### TASK PROMPT
Any picture among the records should be left out, please; retype the rest exactly.

### INFORMATION GIVEN
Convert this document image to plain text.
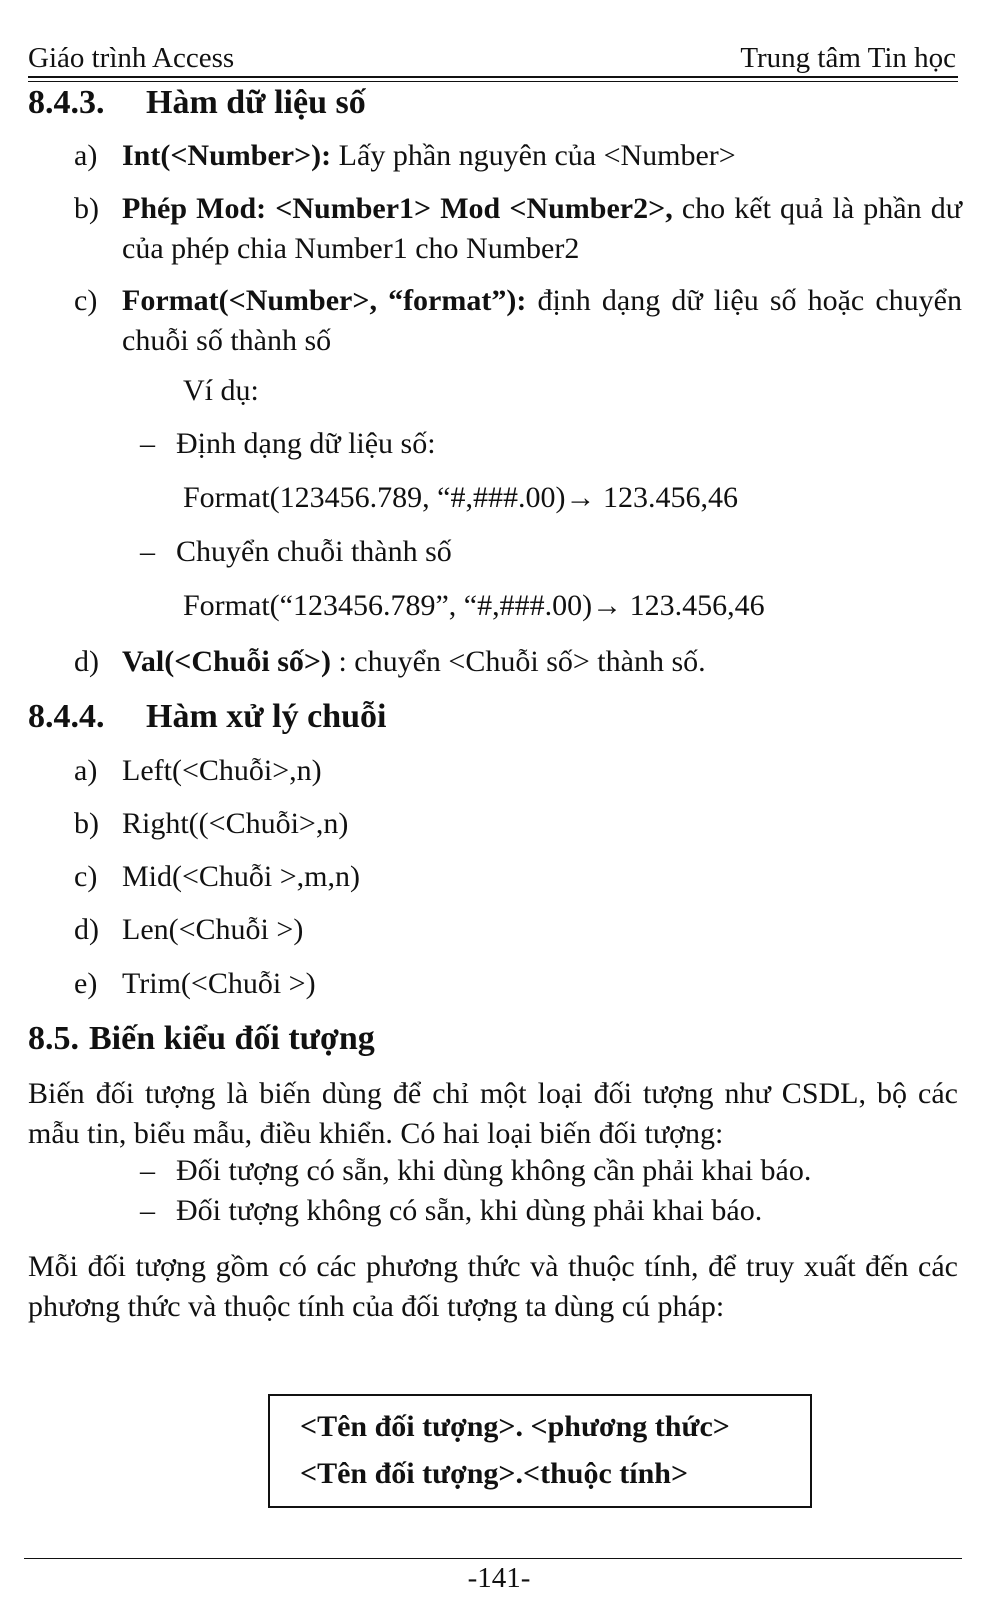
Giáo trình Access	Trung tâm Tin học
8.4.3. Hàm dữ liệu số
a) Int(<Number>): Lấy phần nguyên của <Number>
b) Phép Mod: <Number1> Mod <Number2>, cho kết quả là phần dư của phép chia Number1 cho Number2
c) Format(<Number>, “format”): định dạng dữ liệu số hoặc chuyển chuỗi số thành số
Ví dụ:
– Định dạng dữ liệu số:
Format(123456.789, “#,###.00)→ 123.456,46
– Chuyển chuỗi thành số
Format(“123456.789”, “#,###.00)→ 123.456,46
d) Val(<Chuỗi số>) : chuyển <Chuỗi số> thành số.
8.4.4. Hàm xử lý chuỗi
a) Left(<Chuỗi>,n)
b) Right((<Chuỗi>,n)
c) Mid(<Chuỗi >,m,n)
d) Len(<Chuỗi >)
e) Trim(<Chuỗi >)
8.5. Biến kiểu đối tượng
Biến đối tượng là biến dùng để chỉ một loại đối tượng như CSDL, bộ các mẫu tin, biểu mẫu, điều khiển. Có hai loại biến đối tượng:
– Đối tượng có sẵn, khi dùng không cần phải khai báo.
– Đối tượng không có sẵn, khi dùng phải khai báo.
Mỗi đối tượng gồm có các phương thức và thuộc tính, để truy xuất đến các phương thức và thuộc tính của đối tượng ta dùng cú pháp:
<Tên đối tượng>. <phương thức>
<Tên đối tượng>.<thuộc tính>
-141-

### THE ANSWER
Convert this document image to plain text.
Giáo trình Access	Trung tâm Tin học
8.4.3. Hàm dữ liệu số
a) Int(<Number>): Lấy phần nguyên của <Number>
b) Phép Mod: <Number1> Mod <Number2>, cho kết quả là phần dư của phép chia Number1 cho Number2
c) Format(<Number>, “format”): định dạng dữ liệu số hoặc chuyển chuỗi số thành số
Ví dụ:
– Định dạng dữ liệu số:
Format(123456.789, “#,###.00)→ 123.456,46
– Chuyển chuỗi thành số
Format(“123456.789”, “#,###.00)→ 123.456,46
d) Val(<Chuỗi số>) : chuyển <Chuỗi số> thành số.
8.4.4. Hàm xử lý chuỗi
a) Left(<Chuỗi>,n)
b) Right((<Chuỗi>,n)
c) Mid(<Chuỗi >,m,n)
d) Len(<Chuỗi >)
e) Trim(<Chuỗi >)
8.5. Biến kiểu đối tượng
Biến đối tượng là biến dùng để chỉ một loại đối tượng như CSDL, bộ các mẫu tin, biểu mẫu, điều khiển. Có hai loại biến đối tượng:
– Đối tượng có sẵn, khi dùng không cần phải khai báo.
– Đối tượng không có sẵn, khi dùng phải khai báo.
Mỗi đối tượng gồm có các phương thức và thuộc tính, để truy xuất đến các phương thức và thuộc tính của đối tượng ta dùng cú pháp:
<Tên đối tượng>. <phương thức>
<Tên đối tượng>.<thuộc tính>
-141-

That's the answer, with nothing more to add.